[Begin]
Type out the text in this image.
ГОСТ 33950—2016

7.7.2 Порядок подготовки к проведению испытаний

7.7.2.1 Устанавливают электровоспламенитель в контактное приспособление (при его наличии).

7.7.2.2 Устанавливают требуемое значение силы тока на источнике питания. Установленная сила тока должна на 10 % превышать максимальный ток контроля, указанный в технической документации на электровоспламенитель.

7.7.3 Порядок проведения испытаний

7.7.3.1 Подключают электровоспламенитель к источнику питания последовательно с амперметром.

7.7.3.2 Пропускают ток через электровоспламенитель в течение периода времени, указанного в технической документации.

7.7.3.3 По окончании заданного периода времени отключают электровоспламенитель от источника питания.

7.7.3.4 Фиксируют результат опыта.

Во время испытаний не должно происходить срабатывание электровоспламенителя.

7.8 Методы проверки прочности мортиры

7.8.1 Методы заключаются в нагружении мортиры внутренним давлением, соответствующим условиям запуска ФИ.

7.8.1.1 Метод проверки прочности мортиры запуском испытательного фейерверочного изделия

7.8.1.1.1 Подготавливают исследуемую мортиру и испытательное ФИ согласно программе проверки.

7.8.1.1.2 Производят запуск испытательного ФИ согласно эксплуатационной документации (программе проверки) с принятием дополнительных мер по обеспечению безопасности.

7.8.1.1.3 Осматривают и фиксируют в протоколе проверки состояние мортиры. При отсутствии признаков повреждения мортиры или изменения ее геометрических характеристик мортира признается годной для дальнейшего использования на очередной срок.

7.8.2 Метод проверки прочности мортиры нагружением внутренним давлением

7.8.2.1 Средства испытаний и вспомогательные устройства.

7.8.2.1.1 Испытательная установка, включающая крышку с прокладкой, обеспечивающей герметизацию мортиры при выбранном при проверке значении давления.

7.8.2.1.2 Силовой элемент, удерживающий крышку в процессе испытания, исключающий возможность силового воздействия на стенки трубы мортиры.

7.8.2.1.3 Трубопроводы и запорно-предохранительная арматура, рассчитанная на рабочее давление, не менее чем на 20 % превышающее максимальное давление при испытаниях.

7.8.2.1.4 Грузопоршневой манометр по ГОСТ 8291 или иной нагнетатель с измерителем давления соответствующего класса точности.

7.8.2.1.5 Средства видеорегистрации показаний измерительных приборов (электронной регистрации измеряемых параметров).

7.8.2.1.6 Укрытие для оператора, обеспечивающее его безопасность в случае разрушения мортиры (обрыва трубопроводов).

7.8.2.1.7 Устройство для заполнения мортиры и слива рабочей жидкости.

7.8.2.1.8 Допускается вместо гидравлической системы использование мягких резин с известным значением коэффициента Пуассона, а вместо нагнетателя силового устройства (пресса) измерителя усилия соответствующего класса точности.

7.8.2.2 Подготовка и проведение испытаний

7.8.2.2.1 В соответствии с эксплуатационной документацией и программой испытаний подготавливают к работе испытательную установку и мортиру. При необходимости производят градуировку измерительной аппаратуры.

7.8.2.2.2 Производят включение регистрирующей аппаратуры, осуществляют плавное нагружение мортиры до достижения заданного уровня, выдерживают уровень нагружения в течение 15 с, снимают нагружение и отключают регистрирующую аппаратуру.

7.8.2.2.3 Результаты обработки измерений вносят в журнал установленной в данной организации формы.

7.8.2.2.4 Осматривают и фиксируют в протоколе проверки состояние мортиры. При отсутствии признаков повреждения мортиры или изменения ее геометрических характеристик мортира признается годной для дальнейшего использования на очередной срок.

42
[End]
Determine how many lines of the entries above carry the string "признается", and give that number alone.

2